*YOUR OBJECTIVE*. Write out the full listing again, exactly as it stands.

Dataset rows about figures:
◆ ◆ ◆ ◆ ◆ ◆ ◆

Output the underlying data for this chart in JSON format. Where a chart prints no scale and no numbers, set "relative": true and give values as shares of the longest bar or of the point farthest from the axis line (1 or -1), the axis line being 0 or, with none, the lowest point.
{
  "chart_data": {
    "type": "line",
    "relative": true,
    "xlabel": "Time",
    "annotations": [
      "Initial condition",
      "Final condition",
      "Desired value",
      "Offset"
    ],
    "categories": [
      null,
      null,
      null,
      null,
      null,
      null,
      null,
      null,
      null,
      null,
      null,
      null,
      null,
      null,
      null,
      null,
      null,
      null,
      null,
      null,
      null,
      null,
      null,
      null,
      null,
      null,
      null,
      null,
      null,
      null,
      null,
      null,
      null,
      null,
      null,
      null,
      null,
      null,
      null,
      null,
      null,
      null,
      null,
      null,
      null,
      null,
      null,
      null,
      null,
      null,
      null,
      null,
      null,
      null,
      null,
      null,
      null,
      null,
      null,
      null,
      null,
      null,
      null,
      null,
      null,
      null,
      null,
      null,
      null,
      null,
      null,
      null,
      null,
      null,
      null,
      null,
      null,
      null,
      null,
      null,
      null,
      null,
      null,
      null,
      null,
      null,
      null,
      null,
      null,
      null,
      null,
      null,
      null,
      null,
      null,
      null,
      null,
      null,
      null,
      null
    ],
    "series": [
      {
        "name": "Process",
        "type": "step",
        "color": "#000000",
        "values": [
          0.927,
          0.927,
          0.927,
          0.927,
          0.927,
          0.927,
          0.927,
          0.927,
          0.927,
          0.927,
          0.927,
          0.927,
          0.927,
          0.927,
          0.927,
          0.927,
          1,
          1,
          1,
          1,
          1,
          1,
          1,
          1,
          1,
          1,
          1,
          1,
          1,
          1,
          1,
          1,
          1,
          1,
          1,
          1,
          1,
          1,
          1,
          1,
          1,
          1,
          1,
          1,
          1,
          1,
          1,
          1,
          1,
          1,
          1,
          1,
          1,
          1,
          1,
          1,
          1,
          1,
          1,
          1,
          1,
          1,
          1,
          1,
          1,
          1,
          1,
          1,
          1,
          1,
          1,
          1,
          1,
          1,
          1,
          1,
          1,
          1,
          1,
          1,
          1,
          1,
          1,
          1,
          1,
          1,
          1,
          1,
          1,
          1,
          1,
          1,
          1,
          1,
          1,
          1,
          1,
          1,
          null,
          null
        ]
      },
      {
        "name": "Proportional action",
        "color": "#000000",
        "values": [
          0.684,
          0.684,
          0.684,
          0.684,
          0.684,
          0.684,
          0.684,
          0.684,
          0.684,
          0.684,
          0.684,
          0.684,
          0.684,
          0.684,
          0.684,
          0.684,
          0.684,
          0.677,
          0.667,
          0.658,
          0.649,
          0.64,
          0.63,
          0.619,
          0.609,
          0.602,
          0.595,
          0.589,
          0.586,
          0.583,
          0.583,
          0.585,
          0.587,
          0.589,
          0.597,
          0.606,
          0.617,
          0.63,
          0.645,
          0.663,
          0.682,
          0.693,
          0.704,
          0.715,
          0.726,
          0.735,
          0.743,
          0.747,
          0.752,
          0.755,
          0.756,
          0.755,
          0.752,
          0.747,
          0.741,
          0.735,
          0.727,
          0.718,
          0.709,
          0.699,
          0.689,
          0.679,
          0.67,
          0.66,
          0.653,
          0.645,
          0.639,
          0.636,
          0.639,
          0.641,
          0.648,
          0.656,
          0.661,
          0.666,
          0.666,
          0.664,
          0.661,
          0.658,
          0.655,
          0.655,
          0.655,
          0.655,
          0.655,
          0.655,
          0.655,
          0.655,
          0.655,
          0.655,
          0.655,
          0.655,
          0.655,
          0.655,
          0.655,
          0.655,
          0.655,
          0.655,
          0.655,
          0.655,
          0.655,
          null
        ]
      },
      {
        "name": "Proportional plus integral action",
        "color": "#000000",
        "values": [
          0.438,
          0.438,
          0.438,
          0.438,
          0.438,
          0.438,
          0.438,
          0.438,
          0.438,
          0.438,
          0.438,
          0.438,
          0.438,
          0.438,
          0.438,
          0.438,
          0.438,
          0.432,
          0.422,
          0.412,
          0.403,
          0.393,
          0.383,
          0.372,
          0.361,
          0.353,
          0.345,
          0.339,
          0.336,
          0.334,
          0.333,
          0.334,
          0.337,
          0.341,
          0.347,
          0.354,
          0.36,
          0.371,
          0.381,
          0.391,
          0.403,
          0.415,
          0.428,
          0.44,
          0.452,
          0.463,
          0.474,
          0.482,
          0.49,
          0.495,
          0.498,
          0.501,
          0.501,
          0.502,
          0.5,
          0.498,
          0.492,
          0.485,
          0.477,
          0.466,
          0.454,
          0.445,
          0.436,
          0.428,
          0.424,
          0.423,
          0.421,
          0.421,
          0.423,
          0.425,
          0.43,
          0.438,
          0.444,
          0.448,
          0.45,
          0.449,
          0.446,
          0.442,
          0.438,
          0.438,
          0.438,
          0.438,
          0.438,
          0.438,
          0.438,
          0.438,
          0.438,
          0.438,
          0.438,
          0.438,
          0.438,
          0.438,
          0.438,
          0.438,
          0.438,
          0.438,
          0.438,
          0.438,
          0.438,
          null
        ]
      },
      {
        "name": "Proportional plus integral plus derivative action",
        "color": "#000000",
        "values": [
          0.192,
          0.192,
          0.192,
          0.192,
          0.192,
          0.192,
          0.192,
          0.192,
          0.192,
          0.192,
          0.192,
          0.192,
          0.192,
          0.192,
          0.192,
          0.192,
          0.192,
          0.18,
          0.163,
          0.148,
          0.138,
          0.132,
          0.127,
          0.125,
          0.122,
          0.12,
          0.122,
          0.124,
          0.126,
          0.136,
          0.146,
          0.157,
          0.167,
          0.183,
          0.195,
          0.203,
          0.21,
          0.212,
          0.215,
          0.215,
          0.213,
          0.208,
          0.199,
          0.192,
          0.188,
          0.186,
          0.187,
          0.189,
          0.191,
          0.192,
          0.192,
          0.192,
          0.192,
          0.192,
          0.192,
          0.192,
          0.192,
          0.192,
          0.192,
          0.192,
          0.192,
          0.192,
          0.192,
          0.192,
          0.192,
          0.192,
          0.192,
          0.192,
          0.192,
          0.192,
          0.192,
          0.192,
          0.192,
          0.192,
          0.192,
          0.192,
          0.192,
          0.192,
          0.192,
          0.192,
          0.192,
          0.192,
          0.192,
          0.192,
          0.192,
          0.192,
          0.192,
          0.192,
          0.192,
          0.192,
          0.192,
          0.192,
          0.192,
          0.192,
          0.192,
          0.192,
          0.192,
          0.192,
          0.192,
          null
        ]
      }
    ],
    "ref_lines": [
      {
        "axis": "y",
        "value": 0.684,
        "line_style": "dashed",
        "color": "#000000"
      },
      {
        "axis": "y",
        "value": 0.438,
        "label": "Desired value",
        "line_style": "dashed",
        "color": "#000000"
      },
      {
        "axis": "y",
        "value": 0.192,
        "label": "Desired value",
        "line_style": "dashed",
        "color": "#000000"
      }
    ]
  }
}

◆ ◆ ◆ ◆ ◆ ◆ ◆

*EXERCISE RESPONSE*.
Output the underlying data for this chart in JSON format. Where a chart prints no scale and no numbers, set "relative": true and give values as shares of the longest bar or of the point farthest from the axis line (1 or -1), the axis line being 0 or, with none, the lowest point.
{
  "chart_data": {
    "type": "line",
    "relative": true,
    "xlabel": "Time",
    "annotations": [
      "Initial condition",
      "Final condition",
      "Desired value",
      "Offset"
    ],
    "categories": [
      null,
      null,
      null,
      null,
      null,
      null,
      null,
      null,
      null,
      null,
      null,
      null,
      null,
      null,
      null,
      null,
      null,
      null,
      null,
      null,
      null,
      null,
      null,
      null,
      null,
      null,
      null,
      null,
      null,
      null,
      null,
      null,
      null,
      null,
      null,
      null,
      null,
      null,
      null,
      null,
      null,
      null,
      null,
      null,
      null,
      null,
      null,
      null,
      null,
      null,
      null,
      null,
      null,
      null,
      null,
      null,
      null,
      null,
      null,
      null,
      null,
      null,
      null,
      null,
      null,
      null,
      null,
      null,
      null,
      null,
      null,
      null,
      null,
      null,
      null,
      null,
      null,
      null,
      null,
      null,
      null,
      null,
      null,
      null,
      null,
      null,
      null,
      null,
      null,
      null,
      null,
      null,
      null,
      null,
      null,
      null,
      null,
      null,
      null,
      null
    ],
    "series": [
      {
        "name": "Process",
        "type": "step",
        "color": "#000000",
        "values": [
          0.927,
          0.927,
          0.927,
          0.927,
          0.927,
          0.927,
          0.927,
          0.927,
          0.927,
          0.927,
          0.927,
          0.927,
          0.927,
          0.927,
          0.927,
          0.927,
          1,
          1,
          1,
          1,
          1,
          1,
          1,
          1,
          1,
          1,
          1,
          1,
          1,
          1,
          1,
          1,
          1,
          1,
          1,
          1,
          1,
          1,
          1,
          1,
          1,
          1,
          1,
          1,
          1,
          1,
          1,
          1,
          1,
          1,
          1,
          1,
          1,
          1,
          1,
          1,
          1,
          1,
          1,
          1,
          1,
          1,
          1,
          1,
          1,
          1,
          1,
          1,
          1,
          1,
          1,
          1,
          1,
          1,
          1,
          1,
          1,
          1,
          1,
          1,
          1,
          1,
          1,
          1,
          1,
          1,
          1,
          1,
          1,
          1,
          1,
          1,
          1,
          1,
          1,
          1,
          1,
          1,
          null,
          null
        ]
      },
      {
        "name": "Proportional action",
        "color": "#000000",
        "values": [
          0.684,
          0.684,
          0.684,
          0.684,
          0.684,
          0.684,
          0.684,
          0.684,
          0.684,
          0.684,
          0.684,
          0.684,
          0.684,
          0.684,
          0.684,
          0.684,
          0.684,
          0.677,
          0.667,
          0.658,
          0.649,
          0.64,
          0.63,
          0.619,
          0.609,
          0.602,
          0.595,
          0.589,
          0.586,
          0.583,
          0.583,
          0.585,
          0.587,
          0.589,
          0.597,
          0.606,
          0.617,
          0.63,
          0.645,
          0.663,
          0.682,
          0.693,
          0.704,
          0.715,
          0.726,
          0.735,
          0.743,
          0.747,
          0.752,
          0.755,
          0.756,
          0.755,
          0.752,
          0.747,
          0.741,
          0.735,
          0.727,
          0.718,
          0.709,
          0.699,
          0.689,
          0.679,
          0.67,
          0.66,
          0.653,
          0.645,
          0.639,
          0.636,
          0.639,
          0.641,
          0.648,
          0.656,
          0.661,
          0.666,
          0.666,
          0.664,
          0.661,
          0.658,
          0.655,
          0.655,
          0.655,
          0.655,
          0.655,
          0.655,
          0.655,
          0.655,
          0.655,
          0.655,
          0.655,
          0.655,
          0.655,
          0.655,
          0.655,
          0.655,
          0.655,
          0.655,
          0.655,
          0.655,
          0.655,
          null
        ]
      },
      {
        "name": "Proportional plus integral action",
        "color": "#000000",
        "values": [
          0.438,
          0.438,
          0.438,
          0.438,
          0.438,
          0.438,
          0.438,
          0.438,
          0.438,
          0.438,
          0.438,
          0.438,
          0.438,
          0.438,
          0.438,
          0.438,
          0.438,
          0.432,
          0.422,
          0.412,
          0.403,
          0.393,
          0.383,
          0.372,
          0.361,
          0.353,
          0.345,
          0.339,
          0.336,
          0.334,
          0.333,
          0.334,
          0.337,
          0.341,
          0.347,
          0.354,
          0.36,
          0.371,
          0.381,
          0.391,
          0.403,
          0.415,
          0.428,
          0.44,
          0.452,
          0.463,
          0.474,
          0.482,
          0.49,
          0.495,
          0.498,
          0.501,
          0.501,
          0.502,
          0.5,
          0.498,
          0.492,
          0.485,
          0.477,
          0.466,
          0.454,
          0.445,
          0.436,
          0.428,
          0.424,
          0.423,
          0.421,
          0.421,
          0.423,
          0.425,
          0.43,
          0.438,
          0.444,
          0.448,
          0.45,
          0.449,
          0.446,
          0.442,
          0.438,
          0.438,
          0.438,
          0.438,
          0.438,
          0.438,
          0.438,
          0.438,
          0.438,
          0.438,
          0.438,
          0.438,
          0.438,
          0.438,
          0.438,
          0.438,
          0.438,
          0.438,
          0.438,
          0.438,
          0.438,
          null
        ]
      },
      {
        "name": "Proportional plus integral plus derivative action",
        "color": "#000000",
        "values": [
          0.192,
          0.192,
          0.192,
          0.192,
          0.192,
          0.192,
          0.192,
          0.192,
          0.192,
          0.192,
          0.192,
          0.192,
          0.192,
          0.192,
          0.192,
          0.192,
          0.192,
          0.18,
          0.163,
          0.148,
          0.138,
          0.132,
          0.127,
          0.125,
          0.122,
          0.12,
          0.122,
          0.124,
          0.126,
          0.136,
          0.146,
          0.157,
          0.167,
          0.183,
          0.195,
          0.203,
          0.21,
          0.212,
          0.215,
          0.215,
          0.213,
          0.208,
          0.199,
          0.192,
          0.188,
          0.186,
          0.187,
          0.189,
          0.191,
          0.192,
          0.192,
          0.192,
          0.192,
          0.192,
          0.192,
          0.192,
          0.192,
          0.192,
          0.192,
          0.192,
          0.192,
          0.192,
          0.192,
          0.192,
          0.192,
          0.192,
          0.192,
          0.192,
          0.192,
          0.192,
          0.192,
          0.192,
          0.192,
          0.192,
          0.192,
          0.192,
          0.192,
          0.192,
          0.192,
          0.192,
          0.192,
          0.192,
          0.192,
          0.192,
          0.192,
          0.192,
          0.192,
          0.192,
          0.192,
          0.192,
          0.192,
          0.192,
          0.192,
          0.192,
          0.192,
          0.192,
          0.192,
          0.192,
          0.192,
          null
        ]
      }
    ],
    "ref_lines": [
      {
        "axis": "y",
        "value": 0.684,
        "line_style": "dashed",
        "color": "#000000"
      },
      {
        "axis": "y",
        "value": 0.438,
        "label": "Desired value",
        "line_style": "dashed",
        "color": "#000000"
      },
      {
        "axis": "y",
        "value": 0.192,
        "label": "Desired value",
        "line_style": "dashed",
        "color": "#000000"
      }
    ]
  }
}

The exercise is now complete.